Dataset entries on figures
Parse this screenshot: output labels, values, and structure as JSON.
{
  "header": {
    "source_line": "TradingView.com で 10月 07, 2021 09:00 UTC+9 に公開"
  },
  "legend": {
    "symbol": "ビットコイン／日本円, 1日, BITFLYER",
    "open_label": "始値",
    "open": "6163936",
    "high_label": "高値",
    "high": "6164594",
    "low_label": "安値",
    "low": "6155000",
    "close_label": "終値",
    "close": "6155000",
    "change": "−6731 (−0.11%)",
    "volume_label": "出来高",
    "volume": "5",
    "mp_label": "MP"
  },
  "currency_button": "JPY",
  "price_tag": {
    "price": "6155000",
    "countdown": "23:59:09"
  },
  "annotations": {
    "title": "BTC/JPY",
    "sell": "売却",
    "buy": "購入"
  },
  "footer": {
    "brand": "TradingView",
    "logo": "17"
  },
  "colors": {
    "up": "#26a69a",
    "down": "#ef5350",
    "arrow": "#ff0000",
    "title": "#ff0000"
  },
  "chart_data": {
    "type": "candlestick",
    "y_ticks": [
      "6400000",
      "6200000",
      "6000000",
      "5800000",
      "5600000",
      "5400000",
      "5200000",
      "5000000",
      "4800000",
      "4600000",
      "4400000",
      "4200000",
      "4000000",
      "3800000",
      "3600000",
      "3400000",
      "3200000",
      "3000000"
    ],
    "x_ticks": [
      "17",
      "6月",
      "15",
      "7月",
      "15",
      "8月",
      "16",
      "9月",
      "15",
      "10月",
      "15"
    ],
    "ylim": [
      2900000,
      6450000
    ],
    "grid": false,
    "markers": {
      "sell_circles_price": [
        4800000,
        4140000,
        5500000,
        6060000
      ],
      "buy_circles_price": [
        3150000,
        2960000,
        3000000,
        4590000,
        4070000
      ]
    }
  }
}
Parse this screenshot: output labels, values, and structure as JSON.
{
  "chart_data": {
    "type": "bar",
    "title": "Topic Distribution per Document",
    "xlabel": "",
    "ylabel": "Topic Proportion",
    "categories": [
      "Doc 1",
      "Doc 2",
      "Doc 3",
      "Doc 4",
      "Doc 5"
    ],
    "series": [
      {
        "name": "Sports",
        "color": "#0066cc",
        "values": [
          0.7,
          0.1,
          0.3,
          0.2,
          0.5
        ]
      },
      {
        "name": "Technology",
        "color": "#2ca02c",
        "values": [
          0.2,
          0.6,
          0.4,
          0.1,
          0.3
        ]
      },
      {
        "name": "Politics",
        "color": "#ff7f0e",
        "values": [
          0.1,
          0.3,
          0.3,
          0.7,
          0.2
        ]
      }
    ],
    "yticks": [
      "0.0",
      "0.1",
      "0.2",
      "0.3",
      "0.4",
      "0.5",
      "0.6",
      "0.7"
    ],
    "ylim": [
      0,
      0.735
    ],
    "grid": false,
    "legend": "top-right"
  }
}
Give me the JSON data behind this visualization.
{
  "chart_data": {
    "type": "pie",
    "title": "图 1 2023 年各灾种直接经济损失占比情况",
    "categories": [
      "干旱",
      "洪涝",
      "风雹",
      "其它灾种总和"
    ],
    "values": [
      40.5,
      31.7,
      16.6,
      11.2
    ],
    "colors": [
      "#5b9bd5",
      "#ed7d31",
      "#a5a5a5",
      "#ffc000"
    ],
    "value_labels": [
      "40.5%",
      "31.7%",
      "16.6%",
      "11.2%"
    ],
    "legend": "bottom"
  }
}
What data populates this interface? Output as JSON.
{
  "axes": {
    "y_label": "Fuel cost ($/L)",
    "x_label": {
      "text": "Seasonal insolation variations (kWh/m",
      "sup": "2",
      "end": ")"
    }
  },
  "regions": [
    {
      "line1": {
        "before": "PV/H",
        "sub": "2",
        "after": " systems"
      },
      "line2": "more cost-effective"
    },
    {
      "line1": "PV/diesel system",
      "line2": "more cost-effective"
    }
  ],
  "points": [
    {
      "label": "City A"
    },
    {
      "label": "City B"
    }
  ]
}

▶ **EXERCISE DETAILS**: Report how many lines include the word "Topic". Give nothing but the number.

▶ **COMPLETED EXERCISE**: 2